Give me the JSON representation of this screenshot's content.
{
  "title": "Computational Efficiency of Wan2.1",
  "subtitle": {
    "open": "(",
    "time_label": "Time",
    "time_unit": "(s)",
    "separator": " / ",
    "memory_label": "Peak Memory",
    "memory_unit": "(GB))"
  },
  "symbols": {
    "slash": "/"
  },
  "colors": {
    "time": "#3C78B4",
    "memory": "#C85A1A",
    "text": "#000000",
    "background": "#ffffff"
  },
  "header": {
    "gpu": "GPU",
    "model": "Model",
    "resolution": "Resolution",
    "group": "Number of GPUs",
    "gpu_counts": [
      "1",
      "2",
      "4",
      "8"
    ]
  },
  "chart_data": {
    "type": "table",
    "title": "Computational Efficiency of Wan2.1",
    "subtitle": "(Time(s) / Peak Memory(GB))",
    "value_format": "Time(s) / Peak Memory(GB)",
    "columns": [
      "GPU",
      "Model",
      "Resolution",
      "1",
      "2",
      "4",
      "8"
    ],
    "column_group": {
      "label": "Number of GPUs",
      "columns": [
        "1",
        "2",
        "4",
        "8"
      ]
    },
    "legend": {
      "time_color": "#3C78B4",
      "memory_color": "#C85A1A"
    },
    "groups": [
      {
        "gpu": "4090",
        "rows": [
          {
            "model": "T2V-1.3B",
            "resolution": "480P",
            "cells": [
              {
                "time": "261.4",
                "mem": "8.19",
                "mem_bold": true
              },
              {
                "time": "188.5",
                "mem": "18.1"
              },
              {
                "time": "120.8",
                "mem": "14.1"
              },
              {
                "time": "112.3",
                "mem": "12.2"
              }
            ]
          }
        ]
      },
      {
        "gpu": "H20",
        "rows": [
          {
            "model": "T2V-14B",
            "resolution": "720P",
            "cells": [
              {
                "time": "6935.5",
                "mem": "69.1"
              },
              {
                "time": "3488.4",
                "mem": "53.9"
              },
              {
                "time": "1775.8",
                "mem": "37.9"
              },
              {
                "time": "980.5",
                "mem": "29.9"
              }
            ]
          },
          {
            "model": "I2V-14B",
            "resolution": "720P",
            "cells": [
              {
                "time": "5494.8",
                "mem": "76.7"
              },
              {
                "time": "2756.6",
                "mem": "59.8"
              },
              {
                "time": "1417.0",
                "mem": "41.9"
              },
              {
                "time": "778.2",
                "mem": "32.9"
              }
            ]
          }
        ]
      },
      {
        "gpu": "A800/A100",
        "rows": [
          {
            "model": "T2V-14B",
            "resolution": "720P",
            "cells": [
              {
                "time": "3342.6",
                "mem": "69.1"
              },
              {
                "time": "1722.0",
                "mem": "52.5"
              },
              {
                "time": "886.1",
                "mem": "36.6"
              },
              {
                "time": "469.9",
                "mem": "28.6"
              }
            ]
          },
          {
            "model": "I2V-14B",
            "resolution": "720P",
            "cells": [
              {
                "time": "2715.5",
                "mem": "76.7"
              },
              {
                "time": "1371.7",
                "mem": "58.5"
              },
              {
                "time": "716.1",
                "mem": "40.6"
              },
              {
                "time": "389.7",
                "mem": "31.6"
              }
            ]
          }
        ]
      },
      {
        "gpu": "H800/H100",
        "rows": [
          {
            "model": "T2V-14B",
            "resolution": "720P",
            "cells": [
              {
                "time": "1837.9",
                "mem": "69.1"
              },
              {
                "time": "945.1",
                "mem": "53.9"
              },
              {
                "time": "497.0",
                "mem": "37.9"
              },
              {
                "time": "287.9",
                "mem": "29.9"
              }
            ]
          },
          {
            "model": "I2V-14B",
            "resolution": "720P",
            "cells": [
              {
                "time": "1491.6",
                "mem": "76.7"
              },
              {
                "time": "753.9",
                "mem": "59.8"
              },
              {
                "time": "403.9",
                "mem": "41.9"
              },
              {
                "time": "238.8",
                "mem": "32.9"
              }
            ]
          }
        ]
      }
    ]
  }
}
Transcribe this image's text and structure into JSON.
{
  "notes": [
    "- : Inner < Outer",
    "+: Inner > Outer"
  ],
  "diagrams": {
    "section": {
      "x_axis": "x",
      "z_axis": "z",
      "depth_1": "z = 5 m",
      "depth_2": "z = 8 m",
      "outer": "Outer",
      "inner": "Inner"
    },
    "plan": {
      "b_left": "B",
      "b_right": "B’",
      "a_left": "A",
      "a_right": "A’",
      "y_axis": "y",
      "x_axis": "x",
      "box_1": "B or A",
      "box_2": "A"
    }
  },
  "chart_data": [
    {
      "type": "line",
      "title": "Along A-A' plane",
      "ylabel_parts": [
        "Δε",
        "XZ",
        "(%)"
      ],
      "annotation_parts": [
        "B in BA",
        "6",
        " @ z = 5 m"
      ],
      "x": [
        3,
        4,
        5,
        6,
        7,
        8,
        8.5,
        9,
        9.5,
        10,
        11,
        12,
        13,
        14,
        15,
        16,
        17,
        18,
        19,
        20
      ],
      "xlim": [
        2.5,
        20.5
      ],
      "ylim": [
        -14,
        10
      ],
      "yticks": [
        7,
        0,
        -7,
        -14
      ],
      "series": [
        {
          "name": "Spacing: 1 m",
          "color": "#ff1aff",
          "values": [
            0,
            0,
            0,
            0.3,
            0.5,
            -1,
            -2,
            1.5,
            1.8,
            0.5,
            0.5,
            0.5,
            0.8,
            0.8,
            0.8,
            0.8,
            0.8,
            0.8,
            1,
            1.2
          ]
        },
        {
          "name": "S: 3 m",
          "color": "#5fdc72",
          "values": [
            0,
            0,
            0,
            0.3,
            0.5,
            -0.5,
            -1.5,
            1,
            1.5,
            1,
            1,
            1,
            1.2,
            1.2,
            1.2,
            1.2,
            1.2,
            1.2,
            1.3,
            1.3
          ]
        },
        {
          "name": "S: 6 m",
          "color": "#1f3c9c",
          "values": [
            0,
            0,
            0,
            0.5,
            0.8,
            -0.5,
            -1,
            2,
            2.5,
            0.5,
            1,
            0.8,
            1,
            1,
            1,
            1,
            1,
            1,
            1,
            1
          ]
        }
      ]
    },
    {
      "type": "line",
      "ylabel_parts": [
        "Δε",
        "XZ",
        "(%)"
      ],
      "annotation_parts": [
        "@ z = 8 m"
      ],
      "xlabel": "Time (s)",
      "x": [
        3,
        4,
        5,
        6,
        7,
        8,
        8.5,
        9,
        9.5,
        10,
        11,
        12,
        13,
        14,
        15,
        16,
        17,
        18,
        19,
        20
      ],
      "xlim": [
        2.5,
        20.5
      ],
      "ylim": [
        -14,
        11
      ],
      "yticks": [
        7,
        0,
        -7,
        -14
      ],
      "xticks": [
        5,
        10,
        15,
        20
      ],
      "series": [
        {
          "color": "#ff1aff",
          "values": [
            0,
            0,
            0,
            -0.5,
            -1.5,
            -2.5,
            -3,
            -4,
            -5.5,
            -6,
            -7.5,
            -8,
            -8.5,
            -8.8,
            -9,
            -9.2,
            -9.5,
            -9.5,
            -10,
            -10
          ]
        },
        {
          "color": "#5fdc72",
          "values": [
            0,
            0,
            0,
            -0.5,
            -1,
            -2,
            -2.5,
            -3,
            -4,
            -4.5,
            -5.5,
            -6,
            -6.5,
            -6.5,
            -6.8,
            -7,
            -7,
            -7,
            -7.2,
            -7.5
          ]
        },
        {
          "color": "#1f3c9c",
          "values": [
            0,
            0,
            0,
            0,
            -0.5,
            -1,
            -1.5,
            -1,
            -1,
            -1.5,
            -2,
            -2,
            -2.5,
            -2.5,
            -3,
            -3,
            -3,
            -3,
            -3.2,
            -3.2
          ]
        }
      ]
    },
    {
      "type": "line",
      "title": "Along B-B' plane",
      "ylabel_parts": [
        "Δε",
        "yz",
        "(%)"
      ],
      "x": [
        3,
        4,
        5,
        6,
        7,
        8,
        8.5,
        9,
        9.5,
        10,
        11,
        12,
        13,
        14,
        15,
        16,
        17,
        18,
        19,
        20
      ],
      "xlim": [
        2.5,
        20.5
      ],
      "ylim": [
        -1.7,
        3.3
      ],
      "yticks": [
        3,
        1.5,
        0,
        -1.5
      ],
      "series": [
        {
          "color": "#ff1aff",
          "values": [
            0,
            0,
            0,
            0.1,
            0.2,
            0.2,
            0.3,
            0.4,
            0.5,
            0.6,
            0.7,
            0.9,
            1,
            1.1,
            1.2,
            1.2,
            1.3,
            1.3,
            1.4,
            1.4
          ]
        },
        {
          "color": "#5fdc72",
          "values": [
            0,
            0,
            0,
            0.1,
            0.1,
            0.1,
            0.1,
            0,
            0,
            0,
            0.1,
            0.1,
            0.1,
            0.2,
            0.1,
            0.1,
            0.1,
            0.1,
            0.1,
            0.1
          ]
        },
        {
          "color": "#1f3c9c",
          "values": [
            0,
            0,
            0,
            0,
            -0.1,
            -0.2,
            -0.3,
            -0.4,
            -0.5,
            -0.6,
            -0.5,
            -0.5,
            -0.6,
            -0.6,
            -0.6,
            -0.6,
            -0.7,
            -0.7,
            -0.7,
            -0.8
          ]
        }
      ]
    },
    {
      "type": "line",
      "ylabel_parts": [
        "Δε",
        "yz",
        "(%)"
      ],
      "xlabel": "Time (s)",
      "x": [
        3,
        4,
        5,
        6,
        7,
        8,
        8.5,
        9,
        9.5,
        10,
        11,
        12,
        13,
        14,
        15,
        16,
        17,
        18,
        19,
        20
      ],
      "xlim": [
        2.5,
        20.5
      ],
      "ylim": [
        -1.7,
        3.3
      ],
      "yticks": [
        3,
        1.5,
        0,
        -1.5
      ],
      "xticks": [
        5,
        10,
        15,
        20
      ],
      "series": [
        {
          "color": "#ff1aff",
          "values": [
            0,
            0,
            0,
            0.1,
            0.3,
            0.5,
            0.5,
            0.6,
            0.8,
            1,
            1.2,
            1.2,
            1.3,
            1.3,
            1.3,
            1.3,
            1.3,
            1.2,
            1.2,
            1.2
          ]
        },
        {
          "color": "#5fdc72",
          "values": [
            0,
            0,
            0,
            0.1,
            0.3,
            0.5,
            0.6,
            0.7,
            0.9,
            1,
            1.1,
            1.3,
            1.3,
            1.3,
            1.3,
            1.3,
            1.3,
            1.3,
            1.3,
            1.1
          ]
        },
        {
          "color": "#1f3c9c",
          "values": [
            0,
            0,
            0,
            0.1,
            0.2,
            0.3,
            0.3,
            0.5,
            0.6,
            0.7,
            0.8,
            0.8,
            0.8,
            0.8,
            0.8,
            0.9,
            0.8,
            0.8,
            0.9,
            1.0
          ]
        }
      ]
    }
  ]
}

+===+

In the records above, locate the lines holding the word "Efficiency". Copy each of them.

■ ANSWER TO THE TASK ■
  "title": "Computational Efficiency of Wan2.1",
    "title": "Computational Efficiency of Wan2.1",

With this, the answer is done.